--- START OF Record list ---

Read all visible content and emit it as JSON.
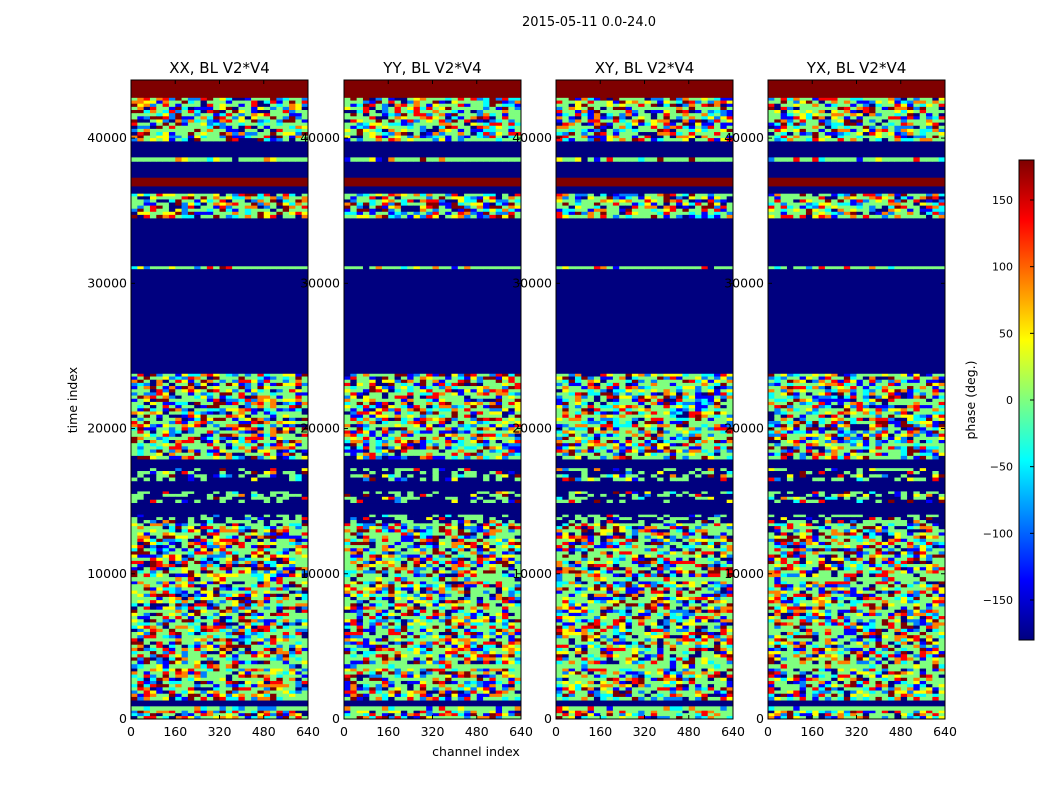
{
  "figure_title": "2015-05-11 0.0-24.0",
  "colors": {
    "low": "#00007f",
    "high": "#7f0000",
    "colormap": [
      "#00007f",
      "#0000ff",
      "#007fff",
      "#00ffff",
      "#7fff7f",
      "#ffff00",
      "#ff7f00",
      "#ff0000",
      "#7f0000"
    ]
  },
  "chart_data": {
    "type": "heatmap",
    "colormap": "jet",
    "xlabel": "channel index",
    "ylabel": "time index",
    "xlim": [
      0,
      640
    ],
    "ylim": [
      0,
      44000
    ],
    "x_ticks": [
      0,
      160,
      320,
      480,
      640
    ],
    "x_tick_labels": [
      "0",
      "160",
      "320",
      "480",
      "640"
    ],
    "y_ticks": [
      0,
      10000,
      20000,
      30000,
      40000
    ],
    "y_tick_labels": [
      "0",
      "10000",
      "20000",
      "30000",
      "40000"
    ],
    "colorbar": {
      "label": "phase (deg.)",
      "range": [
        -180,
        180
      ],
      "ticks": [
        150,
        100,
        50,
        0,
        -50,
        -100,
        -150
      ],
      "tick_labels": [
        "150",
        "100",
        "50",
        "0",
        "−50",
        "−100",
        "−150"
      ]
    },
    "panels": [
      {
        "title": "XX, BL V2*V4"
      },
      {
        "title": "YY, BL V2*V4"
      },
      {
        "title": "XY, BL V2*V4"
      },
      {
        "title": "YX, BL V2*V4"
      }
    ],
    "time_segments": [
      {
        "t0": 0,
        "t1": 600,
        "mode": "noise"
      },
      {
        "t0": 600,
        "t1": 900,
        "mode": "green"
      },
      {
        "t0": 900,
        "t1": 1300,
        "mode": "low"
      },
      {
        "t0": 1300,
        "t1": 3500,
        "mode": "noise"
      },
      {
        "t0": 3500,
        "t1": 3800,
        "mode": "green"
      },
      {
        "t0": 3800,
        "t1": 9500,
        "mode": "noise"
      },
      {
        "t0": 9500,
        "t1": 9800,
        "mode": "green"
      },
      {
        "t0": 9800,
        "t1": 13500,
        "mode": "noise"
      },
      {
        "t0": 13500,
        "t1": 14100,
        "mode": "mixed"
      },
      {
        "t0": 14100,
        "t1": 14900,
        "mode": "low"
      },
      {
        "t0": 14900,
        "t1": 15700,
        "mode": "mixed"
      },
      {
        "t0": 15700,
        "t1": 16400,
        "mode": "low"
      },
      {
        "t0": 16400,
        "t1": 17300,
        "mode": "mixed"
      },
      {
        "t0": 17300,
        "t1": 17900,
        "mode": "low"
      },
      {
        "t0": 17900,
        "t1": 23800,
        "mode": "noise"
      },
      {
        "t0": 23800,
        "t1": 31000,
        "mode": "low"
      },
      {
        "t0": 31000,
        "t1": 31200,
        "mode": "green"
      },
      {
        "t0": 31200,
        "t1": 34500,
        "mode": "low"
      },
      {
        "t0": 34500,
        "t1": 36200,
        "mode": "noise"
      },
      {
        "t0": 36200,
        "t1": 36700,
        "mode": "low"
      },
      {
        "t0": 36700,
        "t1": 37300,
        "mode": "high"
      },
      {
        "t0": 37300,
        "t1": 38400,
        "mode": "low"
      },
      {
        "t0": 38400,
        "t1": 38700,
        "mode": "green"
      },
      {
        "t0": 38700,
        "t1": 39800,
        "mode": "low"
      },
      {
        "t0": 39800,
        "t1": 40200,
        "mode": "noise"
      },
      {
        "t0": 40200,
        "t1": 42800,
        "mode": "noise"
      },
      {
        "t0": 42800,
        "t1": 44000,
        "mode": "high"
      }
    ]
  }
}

--- END OF Record list ---

#### Goal:
Output the material word for word, omitting its pictures.

#### Reply to the exercise:
Read all visible content and emit it as JSON.
{
  "figure_title": "2015-05-11 0.0-24.0",
  "colors": {
    "low": "#00007f",
    "high": "#7f0000",
    "colormap": [
      "#00007f",
      "#0000ff",
      "#007fff",
      "#00ffff",
      "#7fff7f",
      "#ffff00",
      "#ff7f00",
      "#ff0000",
      "#7f0000"
    ]
  },
  "chart_data": {
    "type": "heatmap",
    "colormap": "jet",
    "xlabel": "channel index",
    "ylabel": "time index",
    "xlim": [
      0,
      640
    ],
    "ylim": [
      0,
      44000
    ],
    "x_ticks": [
      0,
      160,
      320,
      480,
      640
    ],
    "x_tick_labels": [
      "0",
      "160",
      "320",
      "480",
      "640"
    ],
    "y_ticks": [
      0,
      10000,
      20000,
      30000,
      40000
    ],
    "y_tick_labels": [
      "0",
      "10000",
      "20000",
      "30000",
      "40000"
    ],
    "colorbar": {
      "label": "phase (deg.)",
      "range": [
        -180,
        180
      ],
      "ticks": [
        150,
        100,
        50,
        0,
        -50,
        -100,
        -150
      ],
      "tick_labels": [
        "150",
        "100",
        "50",
        "0",
        "−50",
        "−100",
        "−150"
      ]
    },
    "panels": [
      {
        "title": "XX, BL V2*V4"
      },
      {
        "title": "YY, BL V2*V4"
      },
      {
        "title": "XY, BL V2*V4"
      },
      {
        "title": "YX, BL V2*V4"
      }
    ],
    "time_segments": [
      {
        "t0": 0,
        "t1": 600,
        "mode": "noise"
      },
      {
        "t0": 600,
        "t1": 900,
        "mode": "green"
      },
      {
        "t0": 900,
        "t1": 1300,
        "mode": "low"
      },
      {
        "t0": 1300,
        "t1": 3500,
        "mode": "noise"
      },
      {
        "t0": 3500,
        "t1": 3800,
        "mode": "green"
      },
      {
        "t0": 3800,
        "t1": 9500,
        "mode": "noise"
      },
      {
        "t0": 9500,
        "t1": 9800,
        "mode": "green"
      },
      {
        "t0": 9800,
        "t1": 13500,
        "mode": "noise"
      },
      {
        "t0": 13500,
        "t1": 14100,
        "mode": "mixed"
      },
      {
        "t0": 14100,
        "t1": 14900,
        "mode": "low"
      },
      {
        "t0": 14900,
        "t1": 15700,
        "mode": "mixed"
      },
      {
        "t0": 15700,
        "t1": 16400,
        "mode": "low"
      },
      {
        "t0": 16400,
        "t1": 17300,
        "mode": "mixed"
      },
      {
        "t0": 17300,
        "t1": 17900,
        "mode": "low"
      },
      {
        "t0": 17900,
        "t1": 23800,
        "mode": "noise"
      },
      {
        "t0": 23800,
        "t1": 31000,
        "mode": "low"
      },
      {
        "t0": 31000,
        "t1": 31200,
        "mode": "green"
      },
      {
        "t0": 31200,
        "t1": 34500,
        "mode": "low"
      },
      {
        "t0": 34500,
        "t1": 36200,
        "mode": "noise"
      },
      {
        "t0": 36200,
        "t1": 36700,
        "mode": "low"
      },
      {
        "t0": 36700,
        "t1": 37300,
        "mode": "high"
      },
      {
        "t0": 37300,
        "t1": 38400,
        "mode": "low"
      },
      {
        "t0": 38400,
        "t1": 38700,
        "mode": "green"
      },
      {
        "t0": 38700,
        "t1": 39800,
        "mode": "low"
      },
      {
        "t0": 39800,
        "t1": 40200,
        "mode": "noise"
      },
      {
        "t0": 40200,
        "t1": 42800,
        "mode": "noise"
      },
      {
        "t0": 42800,
        "t1": 44000,
        "mode": "high"
      }
    ]
  }
}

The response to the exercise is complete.